[What is needed]: The records should be repeated word for word, pictures excluded.

[Some records]:
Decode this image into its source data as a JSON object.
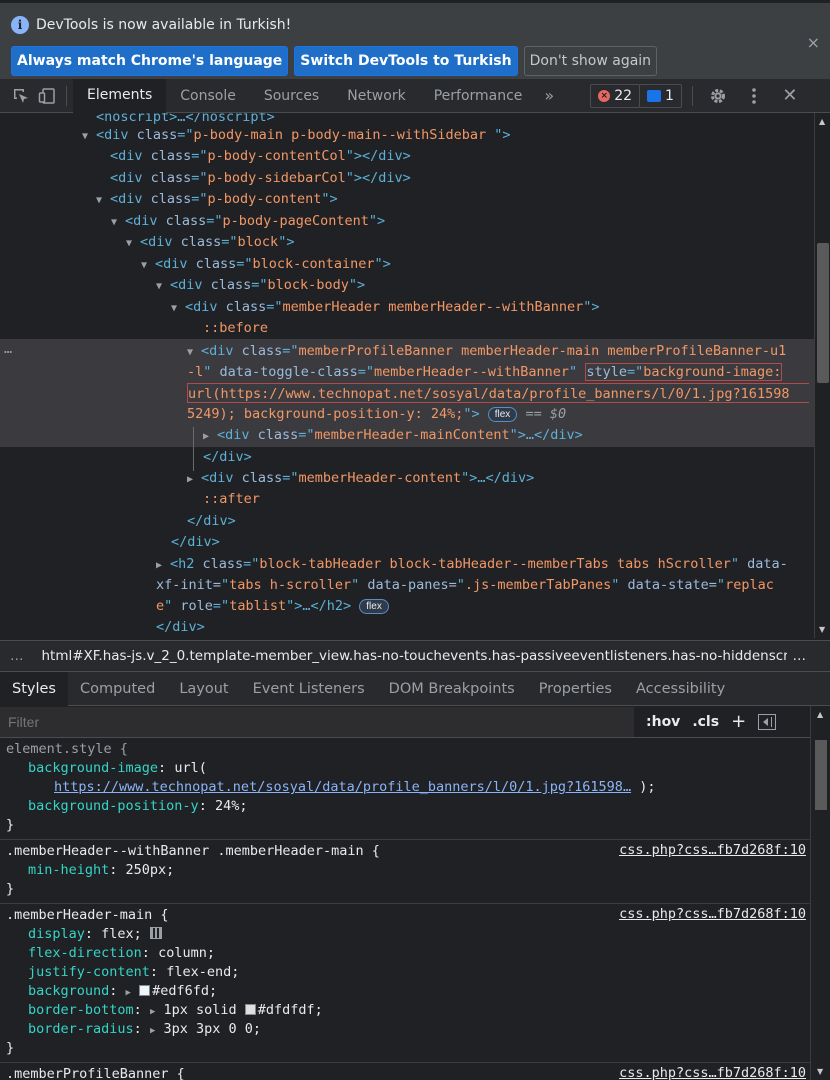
{
  "infobar": {
    "message": "DevTools is now available in Turkish!",
    "btn_match": "Always match Chrome's language",
    "btn_switch": "Switch DevTools to Turkish",
    "btn_dont": "Don't show again",
    "close": "×"
  },
  "toolbar": {
    "tabs": [
      "Elements",
      "Console",
      "Sources",
      "Network",
      "Performance"
    ],
    "more": "»",
    "errors": "22",
    "messages": "1"
  },
  "tree": {
    "l0": "<noscript>…</noscript>",
    "l1_class": "p-body-main p-body-main--withSidebar ",
    "l2_class": "p-body-contentCol",
    "l3_class": "p-body-sidebarCol",
    "l4_class": "p-body-content",
    "l5_class": "p-body-pageContent",
    "l6_class": "block",
    "l7_class": "block-container",
    "l8_class": "block-body",
    "l9_class": "memberHeader memberHeader--withBanner",
    "before": "::before",
    "sel_class_1": "memberProfileBanner memberHeader-main memberProfileBanner-u1",
    "sel_class_2": "-l",
    "sel_toggle": "memberHeader--withBanner",
    "sel_style_1": "background-image:",
    "sel_style_2": "url(https://www.technopat.net/sosyal/data/profile_banners/l/0/1.jpg?161598",
    "sel_style_3": "5249); background-position-y: 24%;",
    "flex": "flex",
    "dollar": "== $0",
    "mc_class": "memberHeader-mainContent",
    "hc_class": "memberHeader-content",
    "after": "::after",
    "h2_class_1": "block-tabHeader block-tabHeader--memberTabs tabs hScroller",
    "h2_2a": "xf-init=",
    "h2_init": "tabs h-scroller",
    "h2_2b": " data-panes=",
    "h2_panes": ".js-memberTabPanes",
    "h2_2c": " data-state=",
    "h2_state_1": "replac",
    "h2_state_2": "e",
    "h2_role": "tablist"
  },
  "breadcrumb": "html#XF.has-js.v_2_0.template-member_view.has-no-touchevents.has-passiveeventlisteners.has-no-hiddenscroll",
  "subtabs": [
    "Styles",
    "Computed",
    "Layout",
    "Event Listeners",
    "DOM Breakpoints",
    "Properties",
    "Accessibility"
  ],
  "filter": {
    "placeholder": "Filter",
    "hov": ":hov",
    "cls": ".cls",
    "plus": "+"
  },
  "styles": {
    "r1_sel": "element.style {",
    "r1_p1": "background-image",
    "r1_v1": "url(",
    "r1_url": "https://www.technopat.net/sosyal/data/profile_banners/l/0/1.jpg?161598…",
    "r1_v1end": ");",
    "r1_p2": "background-position-y",
    "r1_v2": "24%;",
    "r2_sel": ".memberHeader--withBanner .memberHeader-main {",
    "r2_src": "css.php?css…fb7d268f:10",
    "r2_p1": "min-height",
    "r2_v1": "250px;",
    "r3_sel": ".memberHeader-main {",
    "r3_src": "css.php?css…fb7d268f:10",
    "r3_p1": "display",
    "r3_v1": "flex;",
    "r3_p2": "flex-direction",
    "r3_v2": "column;",
    "r3_p3": "justify-content",
    "r3_v3": "flex-end;",
    "r3_p4": "background",
    "r3_v4": "#edf6fd;",
    "r3_p5": "border-bottom",
    "r3_v5a": "1px solid ",
    "r3_v5b": "#dfdfdf;",
    "r3_p6": "border-radius",
    "r3_v6": "3px 3px 0 0;",
    "close": "}",
    "r4_sel": ".memberProfileBanner {",
    "r4_src": "css.php?css…fb7d268f:10"
  },
  "colors": {
    "swatch_bg": "#edf6fd",
    "swatch_border": "#dfdfdf"
  }
}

[Written response]:
Decode this image into its source data as a JSON object.
{
  "infobar": {
    "message": "DevTools is now available in Turkish!",
    "btn_match": "Always match Chrome's language",
    "btn_switch": "Switch DevTools to Turkish",
    "btn_dont": "Don't show again",
    "close": "×"
  },
  "toolbar": {
    "tabs": [
      "Elements",
      "Console",
      "Sources",
      "Network",
      "Performance"
    ],
    "more": "»",
    "errors": "22",
    "messages": "1"
  },
  "tree": {
    "l0": "<noscript>…</noscript>",
    "l1_class": "p-body-main p-body-main--withSidebar ",
    "l2_class": "p-body-contentCol",
    "l3_class": "p-body-sidebarCol",
    "l4_class": "p-body-content",
    "l5_class": "p-body-pageContent",
    "l6_class": "block",
    "l7_class": "block-container",
    "l8_class": "block-body",
    "l9_class": "memberHeader memberHeader--withBanner",
    "before": "::before",
    "sel_class_1": "memberProfileBanner memberHeader-main memberProfileBanner-u1",
    "sel_class_2": "-l",
    "sel_toggle": "memberHeader--withBanner",
    "sel_style_1": "background-image:",
    "sel_style_2": "url(https://www.technopat.net/sosyal/data/profile_banners/l/0/1.jpg?161598",
    "sel_style_3": "5249); background-position-y: 24%;",
    "flex": "flex",
    "dollar": "== $0",
    "mc_class": "memberHeader-mainContent",
    "hc_class": "memberHeader-content",
    "after": "::after",
    "h2_class_1": "block-tabHeader block-tabHeader--memberTabs tabs hScroller",
    "h2_2a": "xf-init=",
    "h2_init": "tabs h-scroller",
    "h2_2b": " data-panes=",
    "h2_panes": ".js-memberTabPanes",
    "h2_2c": " data-state=",
    "h2_state_1": "replac",
    "h2_state_2": "e",
    "h2_role": "tablist"
  },
  "breadcrumb": "html#XF.has-js.v_2_0.template-member_view.has-no-touchevents.has-passiveeventlisteners.has-no-hiddenscroll",
  "subtabs": [
    "Styles",
    "Computed",
    "Layout",
    "Event Listeners",
    "DOM Breakpoints",
    "Properties",
    "Accessibility"
  ],
  "filter": {
    "placeholder": "Filter",
    "hov": ":hov",
    "cls": ".cls",
    "plus": "+"
  },
  "styles": {
    "r1_sel": "element.style {",
    "r1_p1": "background-image",
    "r1_v1": "url(",
    "r1_url": "https://www.technopat.net/sosyal/data/profile_banners/l/0/1.jpg?161598…",
    "r1_v1end": ");",
    "r1_p2": "background-position-y",
    "r1_v2": "24%;",
    "r2_sel": ".memberHeader--withBanner .memberHeader-main {",
    "r2_src": "css.php?css…fb7d268f:10",
    "r2_p1": "min-height",
    "r2_v1": "250px;",
    "r3_sel": ".memberHeader-main {",
    "r3_src": "css.php?css…fb7d268f:10",
    "r3_p1": "display",
    "r3_v1": "flex;",
    "r3_p2": "flex-direction",
    "r3_v2": "column;",
    "r3_p3": "justify-content",
    "r3_v3": "flex-end;",
    "r3_p4": "background",
    "r3_v4": "#edf6fd;",
    "r3_p5": "border-bottom",
    "r3_v5a": "1px solid ",
    "r3_v5b": "#dfdfdf;",
    "r3_p6": "border-radius",
    "r3_v6": "3px 3px 0 0;",
    "close": "}",
    "r4_sel": ".memberProfileBanner {",
    "r4_src": "css.php?css…fb7d268f:10"
  },
  "colors": {
    "swatch_bg": "#edf6fd",
    "swatch_border": "#dfdfdf"
  }
}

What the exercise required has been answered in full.